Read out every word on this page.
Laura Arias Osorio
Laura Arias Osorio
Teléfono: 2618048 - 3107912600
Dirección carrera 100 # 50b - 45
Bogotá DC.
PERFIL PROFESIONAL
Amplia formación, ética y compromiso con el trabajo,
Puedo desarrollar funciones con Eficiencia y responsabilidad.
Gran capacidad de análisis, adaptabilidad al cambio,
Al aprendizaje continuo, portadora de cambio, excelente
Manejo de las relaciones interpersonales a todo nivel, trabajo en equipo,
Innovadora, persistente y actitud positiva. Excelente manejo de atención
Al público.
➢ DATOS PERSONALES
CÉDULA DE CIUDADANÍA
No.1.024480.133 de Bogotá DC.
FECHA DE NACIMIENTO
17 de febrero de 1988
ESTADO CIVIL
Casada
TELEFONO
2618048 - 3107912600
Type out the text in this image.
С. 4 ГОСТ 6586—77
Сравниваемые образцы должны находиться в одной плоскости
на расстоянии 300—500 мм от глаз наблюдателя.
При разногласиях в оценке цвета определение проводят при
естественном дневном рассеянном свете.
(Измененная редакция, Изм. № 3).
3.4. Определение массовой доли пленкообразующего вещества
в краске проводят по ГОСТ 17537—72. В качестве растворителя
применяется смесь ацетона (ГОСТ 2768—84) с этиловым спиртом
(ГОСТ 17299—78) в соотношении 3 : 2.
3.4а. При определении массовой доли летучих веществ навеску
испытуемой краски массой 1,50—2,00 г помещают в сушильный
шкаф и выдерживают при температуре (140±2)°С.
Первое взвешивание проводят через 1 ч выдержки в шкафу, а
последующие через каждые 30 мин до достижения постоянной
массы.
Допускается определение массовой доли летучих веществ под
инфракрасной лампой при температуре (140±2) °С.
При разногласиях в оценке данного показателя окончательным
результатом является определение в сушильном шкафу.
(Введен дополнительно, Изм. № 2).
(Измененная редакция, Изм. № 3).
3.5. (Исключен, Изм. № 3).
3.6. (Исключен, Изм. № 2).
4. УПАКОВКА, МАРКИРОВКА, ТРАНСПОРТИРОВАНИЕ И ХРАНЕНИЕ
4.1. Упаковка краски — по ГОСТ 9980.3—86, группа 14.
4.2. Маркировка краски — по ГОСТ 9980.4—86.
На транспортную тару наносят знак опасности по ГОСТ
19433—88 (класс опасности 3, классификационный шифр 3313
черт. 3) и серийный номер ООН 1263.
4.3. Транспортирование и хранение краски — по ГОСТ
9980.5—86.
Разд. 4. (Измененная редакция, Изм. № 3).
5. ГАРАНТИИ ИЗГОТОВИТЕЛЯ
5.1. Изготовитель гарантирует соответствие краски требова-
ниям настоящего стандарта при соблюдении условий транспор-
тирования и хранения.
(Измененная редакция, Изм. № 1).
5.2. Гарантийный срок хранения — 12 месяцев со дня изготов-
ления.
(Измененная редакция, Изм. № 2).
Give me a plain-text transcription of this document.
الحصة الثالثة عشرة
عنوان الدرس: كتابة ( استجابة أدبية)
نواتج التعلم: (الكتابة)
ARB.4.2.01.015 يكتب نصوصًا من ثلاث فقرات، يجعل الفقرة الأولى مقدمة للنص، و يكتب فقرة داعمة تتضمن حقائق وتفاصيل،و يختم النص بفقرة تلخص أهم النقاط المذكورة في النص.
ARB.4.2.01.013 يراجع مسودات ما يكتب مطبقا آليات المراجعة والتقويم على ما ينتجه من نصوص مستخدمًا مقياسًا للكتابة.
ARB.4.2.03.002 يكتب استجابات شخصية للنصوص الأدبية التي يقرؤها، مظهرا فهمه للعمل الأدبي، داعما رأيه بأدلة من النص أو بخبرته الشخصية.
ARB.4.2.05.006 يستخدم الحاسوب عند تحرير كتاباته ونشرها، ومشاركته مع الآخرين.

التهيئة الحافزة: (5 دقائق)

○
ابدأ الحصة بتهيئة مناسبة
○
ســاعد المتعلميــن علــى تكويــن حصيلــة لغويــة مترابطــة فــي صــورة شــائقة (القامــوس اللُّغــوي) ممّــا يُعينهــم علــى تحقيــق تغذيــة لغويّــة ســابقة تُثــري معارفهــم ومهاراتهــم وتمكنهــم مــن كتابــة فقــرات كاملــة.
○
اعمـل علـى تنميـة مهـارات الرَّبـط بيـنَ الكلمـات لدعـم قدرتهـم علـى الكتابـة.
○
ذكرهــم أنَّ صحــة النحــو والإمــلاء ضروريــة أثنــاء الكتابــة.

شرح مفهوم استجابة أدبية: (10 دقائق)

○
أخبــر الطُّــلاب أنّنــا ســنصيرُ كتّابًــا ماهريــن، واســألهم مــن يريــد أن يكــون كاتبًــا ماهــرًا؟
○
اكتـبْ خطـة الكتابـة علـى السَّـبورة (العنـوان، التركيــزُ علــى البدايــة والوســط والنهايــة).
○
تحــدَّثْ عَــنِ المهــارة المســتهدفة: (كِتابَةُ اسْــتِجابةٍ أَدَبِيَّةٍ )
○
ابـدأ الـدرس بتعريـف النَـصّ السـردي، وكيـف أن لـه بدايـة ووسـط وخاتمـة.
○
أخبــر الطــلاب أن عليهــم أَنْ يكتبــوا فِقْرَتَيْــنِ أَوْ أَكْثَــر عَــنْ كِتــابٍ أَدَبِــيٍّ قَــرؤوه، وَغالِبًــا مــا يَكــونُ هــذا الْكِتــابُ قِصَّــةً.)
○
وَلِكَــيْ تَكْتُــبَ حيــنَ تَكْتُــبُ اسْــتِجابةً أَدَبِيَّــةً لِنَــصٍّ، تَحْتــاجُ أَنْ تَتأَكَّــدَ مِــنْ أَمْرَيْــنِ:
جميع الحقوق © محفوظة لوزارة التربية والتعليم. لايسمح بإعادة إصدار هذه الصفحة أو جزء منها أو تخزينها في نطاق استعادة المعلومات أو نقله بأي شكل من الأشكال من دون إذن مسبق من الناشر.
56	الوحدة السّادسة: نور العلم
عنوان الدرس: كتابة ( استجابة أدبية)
☆ ☆ ☆ ☆ ☆ ☆ ☆
◆ **AIM OF THE TASK**
Of the lines in the listing, how many hold the word "cambio"? Nothing but the number is needed.

◆ **ANSWER TO THE EXERCISE**
2